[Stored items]
%%

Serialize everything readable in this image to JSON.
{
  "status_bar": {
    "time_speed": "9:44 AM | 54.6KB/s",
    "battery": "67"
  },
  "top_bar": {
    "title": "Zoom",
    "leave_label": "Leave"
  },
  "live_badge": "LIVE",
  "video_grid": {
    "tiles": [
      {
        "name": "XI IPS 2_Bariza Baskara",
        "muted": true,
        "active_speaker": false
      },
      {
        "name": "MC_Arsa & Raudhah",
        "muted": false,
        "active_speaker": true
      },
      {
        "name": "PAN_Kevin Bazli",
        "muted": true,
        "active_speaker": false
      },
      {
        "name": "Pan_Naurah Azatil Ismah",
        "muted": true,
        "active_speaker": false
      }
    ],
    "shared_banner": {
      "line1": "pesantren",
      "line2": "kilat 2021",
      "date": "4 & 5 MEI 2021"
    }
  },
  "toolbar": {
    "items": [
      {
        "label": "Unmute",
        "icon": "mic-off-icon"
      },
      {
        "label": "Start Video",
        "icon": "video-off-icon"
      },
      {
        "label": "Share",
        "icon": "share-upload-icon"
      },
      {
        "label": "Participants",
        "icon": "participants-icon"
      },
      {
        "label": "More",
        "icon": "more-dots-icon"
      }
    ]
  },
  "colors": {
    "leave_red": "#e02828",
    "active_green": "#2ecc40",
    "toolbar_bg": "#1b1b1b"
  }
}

%%

■ DIRECTIVE: Identify the lines that contain the string "icon", and copy every one of them.

■ WORKED ANSWER:
        "icon": "mic-off-icon"
        "icon": "video-off-icon"
        "icon": "share-upload-icon"
        "icon": "participants-icon"
        "icon": "more-dots-icon"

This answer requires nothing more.